* Task: In the records that follow, locate every line with "ylabel" and extract it.

(Figure contents as structured data)
------------
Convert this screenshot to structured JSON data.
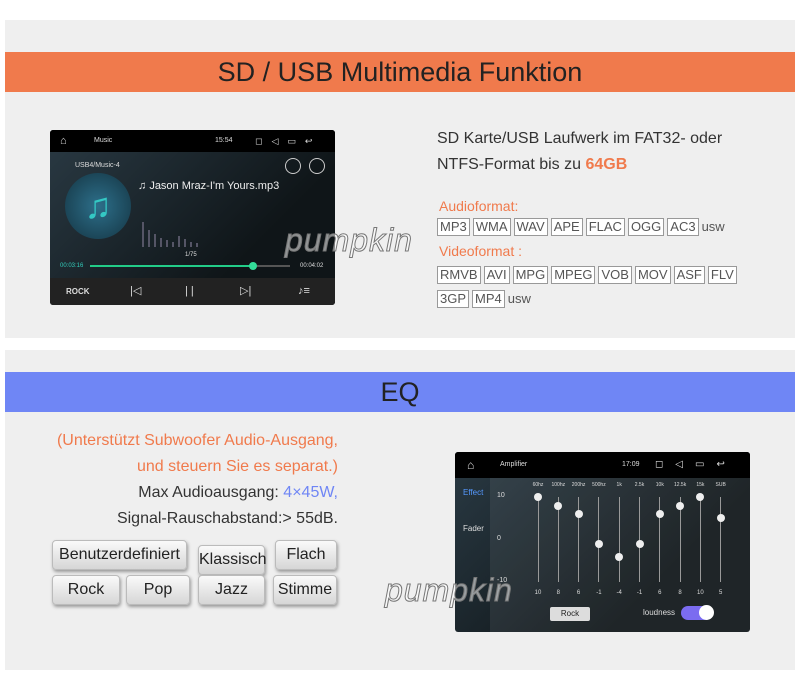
{
  "section1": {
    "title": "SD / USB Multimedia Funktion",
    "description_line1": "SD Karte/USB Laufwerk im FAT32- oder",
    "description_line2": "NTFS-Format bis zu",
    "description_highlight": "64GB",
    "audio_label": "Audioformat:",
    "audio_formats": [
      "MP3",
      "WMA",
      "WAV",
      "APE",
      "FLAC",
      "OGG",
      "AC3"
    ],
    "audio_suffix": "usw",
    "video_label": "Videoformat :",
    "video_formats": [
      "RMVB",
      "AVI",
      "MPG",
      "MPEG",
      "VOB",
      "MOV",
      "ASF",
      "FLV",
      "3GP",
      "MP4"
    ],
    "video_suffix": "usw"
  },
  "player": {
    "app": "Music",
    "time": "15:54",
    "source": "USB4/Music-4",
    "track": "Jason Mraz-I'm Yours.mp3",
    "position": "1/75",
    "elapsed": "00:03:16",
    "duration": "00:04:02",
    "preset": "ROCK"
  },
  "watermark": "pumpkin",
  "section2": {
    "title": "EQ",
    "note_line1": "(Unterstützt Subwoofer Audio-Ausgang,",
    "note_line2": "und steuern Sie es separat.)",
    "power_label": "Max Audioausgang:",
    "power_value": "4×45W,",
    "snr": "Signal-Rauschabstand:> 55dB.",
    "presets": [
      "Benutzerdefiniert",
      "Klassisch",
      "Flach",
      "Rock",
      "Pop",
      "Jazz",
      "Stimme"
    ]
  },
  "amplifier": {
    "app": "Amplifier",
    "time": "17:09",
    "menu": [
      "Effect",
      "Fader"
    ],
    "scale": [
      10,
      0,
      -10
    ],
    "bands": [
      "60hz",
      "100hz",
      "200hz",
      "500hz",
      "1k",
      "2.5k",
      "10k",
      "12.5k",
      "15k",
      "SUB"
    ],
    "values": [
      10,
      8,
      6,
      -1,
      -4,
      -1,
      6,
      8,
      10,
      5
    ],
    "preset": "Rock",
    "loudness": "loudness"
  }
}
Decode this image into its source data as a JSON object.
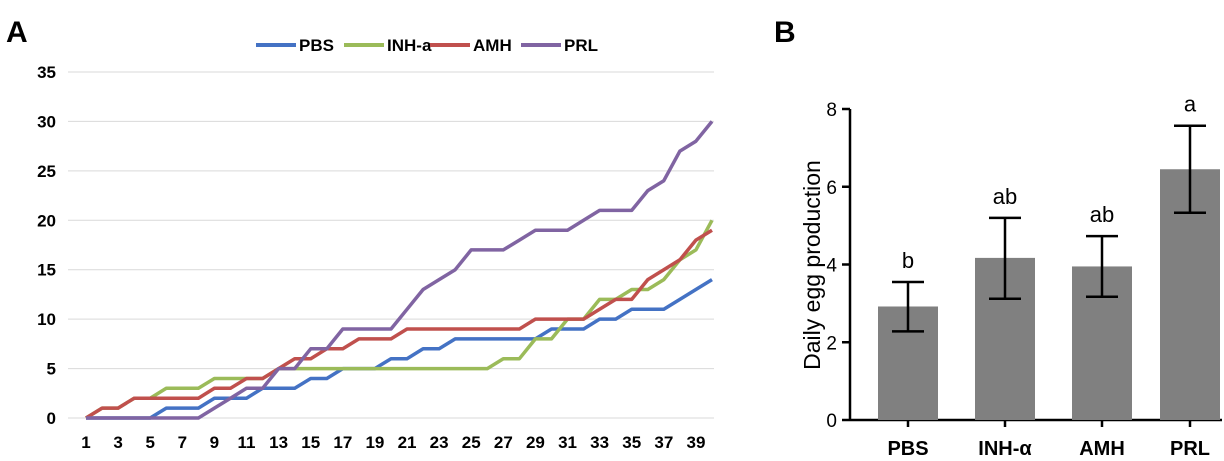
{
  "chart_data": [
    {
      "panel": "A",
      "type": "line",
      "title": "",
      "xlabel": "",
      "ylabel": "",
      "ylim": [
        0,
        35
      ],
      "yticks": [
        "0",
        "5",
        "10",
        "15",
        "20",
        "25",
        "30",
        "35"
      ],
      "xticks": [
        "1",
        "3",
        "5",
        "7",
        "9",
        "11",
        "13",
        "15",
        "17",
        "19",
        "21",
        "23",
        "25",
        "27",
        "29",
        "31",
        "33",
        "35",
        "37",
        "39"
      ],
      "x": [
        1,
        2,
        3,
        4,
        5,
        6,
        7,
        8,
        9,
        10,
        11,
        12,
        13,
        14,
        15,
        16,
        17,
        18,
        19,
        20,
        21,
        22,
        23,
        24,
        25,
        26,
        27,
        28,
        29,
        30,
        31,
        32,
        33,
        34,
        35,
        36,
        37,
        38,
        39,
        40
      ],
      "grid": true,
      "legend_position": "top",
      "series": [
        {
          "name": "PBS",
          "color": "#4472C4",
          "values": [
            0,
            0,
            0,
            0,
            0,
            1,
            1,
            1,
            2,
            2,
            2,
            3,
            3,
            3,
            4,
            4,
            5,
            5,
            5,
            6,
            6,
            7,
            7,
            8,
            8,
            8,
            8,
            8,
            8,
            9,
            9,
            9,
            10,
            10,
            11,
            11,
            11,
            12,
            13,
            14
          ]
        },
        {
          "name": "INH-a",
          "color": "#9BBB59",
          "values": [
            0,
            1,
            1,
            2,
            2,
            3,
            3,
            3,
            4,
            4,
            4,
            4,
            5,
            5,
            5,
            5,
            5,
            5,
            5,
            5,
            5,
            5,
            5,
            5,
            5,
            5,
            6,
            6,
            8,
            8,
            10,
            10,
            12,
            12,
            13,
            13,
            14,
            16,
            17,
            20
          ]
        },
        {
          "name": "AMH",
          "color": "#C0504D",
          "values": [
            0,
            1,
            1,
            2,
            2,
            2,
            2,
            2,
            3,
            3,
            4,
            4,
            5,
            6,
            6,
            7,
            7,
            8,
            8,
            8,
            9,
            9,
            9,
            9,
            9,
            9,
            9,
            9,
            10,
            10,
            10,
            10,
            11,
            12,
            12,
            14,
            15,
            16,
            18,
            19
          ]
        },
        {
          "name": "PRL",
          "color": "#8064A2",
          "values": [
            0,
            0,
            0,
            0,
            0,
            0,
            0,
            0,
            1,
            2,
            3,
            3,
            5,
            5,
            7,
            7,
            9,
            9,
            9,
            9,
            11,
            13,
            14,
            15,
            17,
            17,
            17,
            18,
            19,
            19,
            19,
            20,
            21,
            21,
            21,
            23,
            24,
            27,
            28,
            30
          ]
        }
      ]
    },
    {
      "panel": "B",
      "type": "bar",
      "title": "",
      "xlabel": "",
      "ylabel": "Daily egg production",
      "ylim": [
        0,
        8
      ],
      "yticks": [
        "0",
        "2",
        "4",
        "6",
        "8"
      ],
      "categories": [
        "PBS",
        "INH-α",
        "AMH",
        "PRL"
      ],
      "values": [
        2.92,
        4.17,
        3.95,
        6.45
      ],
      "error_low": [
        2.28,
        3.12,
        3.17,
        5.33
      ],
      "error_high": [
        3.55,
        5.2,
        4.73,
        7.57
      ],
      "significance": [
        "b",
        "ab",
        "ab",
        "a"
      ],
      "bar_color": "#808080",
      "grid": false
    }
  ],
  "panels": {
    "a_label": "A",
    "b_label": "B"
  }
}
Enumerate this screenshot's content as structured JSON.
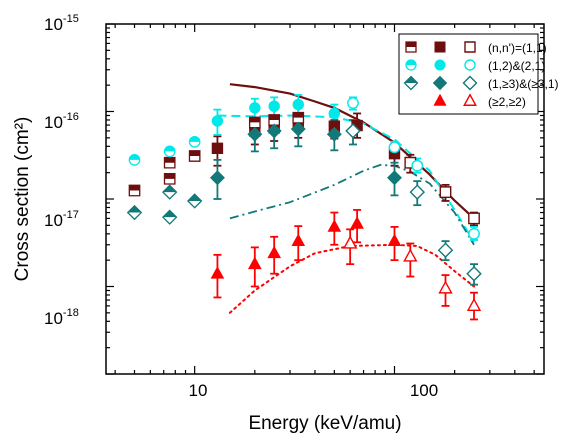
{
  "chart_data": {
    "type": "scatter",
    "xscale": "log",
    "yscale": "log",
    "xlim": [
      3.6,
      560
    ],
    "ylim": [
      1e-19,
      1e-15
    ],
    "xlabel": "Energy (keV/amu)",
    "ylabel": "Cross section (cm²)",
    "x_tick_labels": [
      {
        "value": 10,
        "label": "10"
      },
      {
        "value": 100,
        "label": "100"
      }
    ],
    "y_tick_labels": [
      {
        "value": 1e-15,
        "base": "10",
        "exp": "-15"
      },
      {
        "value": 1e-16,
        "base": "10",
        "exp": "-16"
      },
      {
        "value": 1e-17,
        "base": "10",
        "exp": "-17"
      },
      {
        "value": 1e-18,
        "base": "10",
        "exp": "-18"
      }
    ],
    "grid": false,
    "legend_position": "top-right",
    "series": [
      {
        "name": "(n,n')=(1,1)",
        "color": "#6e0f0f",
        "shape": "square",
        "filled": [
          {
            "x": 13,
            "y": 3.8e-17,
            "lo": 2.4e-17,
            "hi": 5.2e-17
          },
          {
            "x": 20,
            "y": 6e-17,
            "lo": 4.2e-17,
            "hi": 8.5e-17
          },
          {
            "x": 25,
            "y": 6.5e-17,
            "lo": 4.6e-17,
            "hi": 9e-17
          },
          {
            "x": 33,
            "y": 7e-17,
            "lo": 5e-17,
            "hi": 9.5e-17
          },
          {
            "x": 50,
            "y": 6.8e-17,
            "lo": 4.9e-17,
            "hi": 9.3e-17
          },
          {
            "x": 65,
            "y": 6.9e-17,
            "lo": 5e-17,
            "hi": 9.5e-17
          },
          {
            "x": 100,
            "y": 3.3e-17,
            "lo": 2.4e-17,
            "hi": 4.5e-17
          }
        ],
        "open": [
          {
            "x": 120,
            "y": 2.6e-17,
            "lo": 2e-17,
            "hi": 3.2e-17
          },
          {
            "x": 180,
            "y": 1.2e-17,
            "lo": 9.5e-18,
            "hi": 1.45e-17
          },
          {
            "x": 250,
            "y": 6e-18,
            "lo": 5e-18,
            "hi": 7e-18
          }
        ],
        "half": [
          {
            "x": 5,
            "y": 1.25e-17
          },
          {
            "x": 7.5,
            "y": 1.7e-17
          },
          {
            "x": 7.5,
            "y": 2.6e-17
          },
          {
            "x": 10,
            "y": 3.1e-17
          },
          {
            "x": 20,
            "y": 7.5e-17
          },
          {
            "x": 25,
            "y": 8e-17
          },
          {
            "x": 33,
            "y": 8.5e-17
          }
        ]
      },
      {
        "name": "(1,2)&(2,1)",
        "color": "#00e8e8",
        "shape": "circle",
        "filled": [
          {
            "x": 13,
            "y": 7.8e-17,
            "lo": 5.4e-17,
            "hi": 1.05e-16
          },
          {
            "x": 20,
            "y": 1.1e-16,
            "lo": 8.5e-17,
            "hi": 1.4e-16
          },
          {
            "x": 25,
            "y": 1.15e-16,
            "lo": 9e-17,
            "hi": 1.45e-16
          },
          {
            "x": 33,
            "y": 1.2e-16,
            "lo": 9.5e-17,
            "hi": 1.55e-16
          },
          {
            "x": 50,
            "y": 9.5e-17,
            "lo": 7.5e-17,
            "hi": 1.2e-16
          }
        ],
        "open": [
          {
            "x": 62,
            "y": 1.25e-16,
            "lo": 1.05e-16,
            "hi": 1.45e-16
          },
          {
            "x": 100,
            "y": 3.9e-17,
            "lo": 3.3e-17,
            "hi": 4.5e-17
          },
          {
            "x": 130,
            "y": 2.4e-17,
            "lo": 2e-17,
            "hi": 2.9e-17
          },
          {
            "x": 250,
            "y": 4e-18,
            "lo": 3.4e-18,
            "hi": 4.8e-18
          }
        ],
        "half": [
          {
            "x": 5,
            "y": 2.8e-17
          },
          {
            "x": 7.5,
            "y": 3.5e-17
          },
          {
            "x": 10,
            "y": 4.5e-17
          }
        ]
      },
      {
        "name": "(1,≥3)&(≥3,1)",
        "color": "#127878",
        "shape": "diamond",
        "filled": [
          {
            "x": 13,
            "y": 1.75e-17,
            "lo": 1e-17,
            "hi": 2.8e-17
          },
          {
            "x": 20,
            "y": 5.5e-17,
            "lo": 3.5e-17,
            "hi": 8e-17
          },
          {
            "x": 25,
            "y": 6e-17,
            "lo": 3.8e-17,
            "hi": 8.5e-17
          },
          {
            "x": 33,
            "y": 6.3e-17,
            "lo": 4e-17,
            "hi": 9e-17
          },
          {
            "x": 50,
            "y": 5.5e-17,
            "lo": 3.6e-17,
            "hi": 8e-17
          },
          {
            "x": 100,
            "y": 1.75e-17,
            "lo": 1.1e-17,
            "hi": 2.6e-17
          }
        ],
        "open": [
          {
            "x": 62,
            "y": 6e-17,
            "lo": 4.2e-17,
            "hi": 8e-17
          },
          {
            "x": 130,
            "y": 1.2e-17,
            "lo": 8.5e-18,
            "hi": 1.6e-17
          },
          {
            "x": 180,
            "y": 2.6e-18,
            "lo": 2e-18,
            "hi": 3.3e-18
          },
          {
            "x": 250,
            "y": 1.4e-18,
            "lo": 1.05e-18,
            "hi": 1.8e-18
          }
        ],
        "half": [
          {
            "x": 5,
            "y": 7e-18
          },
          {
            "x": 7.5,
            "y": 6.2e-18
          },
          {
            "x": 7.5,
            "y": 1.2e-17
          },
          {
            "x": 10,
            "y": 9.5e-18
          }
        ]
      },
      {
        "name": "(≥2,≥2)",
        "color": "#ff0000",
        "shape": "triangle",
        "filled": [
          {
            "x": 13,
            "y": 1.4e-18,
            "lo": 7.5e-19,
            "hi": 2.3e-18
          },
          {
            "x": 20,
            "y": 1.8e-18,
            "lo": 1e-18,
            "hi": 2.8e-18
          },
          {
            "x": 25,
            "y": 2.4e-18,
            "lo": 1.4e-18,
            "hi": 3.7e-18
          },
          {
            "x": 33,
            "y": 3.3e-18,
            "lo": 2e-18,
            "hi": 4.9e-18
          },
          {
            "x": 50,
            "y": 4.8e-18,
            "lo": 3e-18,
            "hi": 7e-18
          },
          {
            "x": 65,
            "y": 5.2e-18,
            "lo": 3.2e-18,
            "hi": 7.5e-18
          },
          {
            "x": 100,
            "y": 3.3e-18,
            "lo": 2e-18,
            "hi": 4.8e-18
          }
        ],
        "open": [
          {
            "x": 60,
            "y": 3.1e-18,
            "lo": 1.8e-18,
            "hi": 4.5e-18
          },
          {
            "x": 120,
            "y": 2.2e-18,
            "lo": 1.3e-18,
            "hi": 3.1e-18
          },
          {
            "x": 180,
            "y": 9.5e-19,
            "lo": 6e-19,
            "hi": 1.35e-18
          },
          {
            "x": 250,
            "y": 6e-19,
            "lo": 4.2e-19,
            "hi": 8.5e-19
          }
        ],
        "half": []
      }
    ],
    "curves": [
      {
        "color": "#6e0f0f",
        "style": "solid",
        "width": 2.2,
        "points": [
          [
            15,
            2.05e-16
          ],
          [
            20,
            1.9e-16
          ],
          [
            30,
            1.6e-16
          ],
          [
            40,
            1.3e-16
          ],
          [
            50,
            1.1e-16
          ],
          [
            70,
            7.5e-17
          ],
          [
            100,
            4.4e-17
          ],
          [
            150,
            1.9e-17
          ],
          [
            200,
            9.6e-18
          ],
          [
            250,
            6e-18
          ]
        ]
      },
      {
        "color": "#00e8e8",
        "style": "dashed",
        "width": 2,
        "points": [
          [
            13,
            9e-17
          ],
          [
            20,
            8.8e-17
          ],
          [
            30,
            9e-17
          ],
          [
            50,
            8.6e-17
          ],
          [
            70,
            7.3e-17
          ],
          [
            100,
            4.8e-17
          ],
          [
            150,
            2.1e-17
          ],
          [
            200,
            7.5e-18
          ],
          [
            250,
            3.2e-18
          ]
        ]
      },
      {
        "color": "#127878",
        "style": "dashdot",
        "width": 1.8,
        "points": [
          [
            15,
            6e-18
          ],
          [
            20,
            7.2e-18
          ],
          [
            30,
            9.2e-18
          ],
          [
            50,
            1.45e-17
          ],
          [
            70,
            2.1e-17
          ],
          [
            85,
            2.45e-17
          ],
          [
            100,
            2.4e-17
          ],
          [
            120,
            2.05e-17
          ],
          [
            150,
            1.5e-17
          ],
          [
            200,
            7e-18
          ],
          [
            250,
            3e-18
          ]
        ]
      },
      {
        "color": "#ff0000",
        "style": "dotted",
        "width": 2,
        "points": [
          [
            15,
            5e-19
          ],
          [
            20,
            9e-19
          ],
          [
            30,
            1.7e-18
          ],
          [
            40,
            2.4e-18
          ],
          [
            60,
            2.9e-18
          ],
          [
            100,
            3e-18
          ],
          [
            130,
            2.9e-18
          ],
          [
            160,
            2.3e-18
          ],
          [
            200,
            1.5e-18
          ],
          [
            250,
            1e-18
          ]
        ]
      }
    ]
  }
}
------------
* Task response:
      "ylabel": "",
      "ylabel": "Daily egg production",
    "ylabel": "Cross section (cm²)",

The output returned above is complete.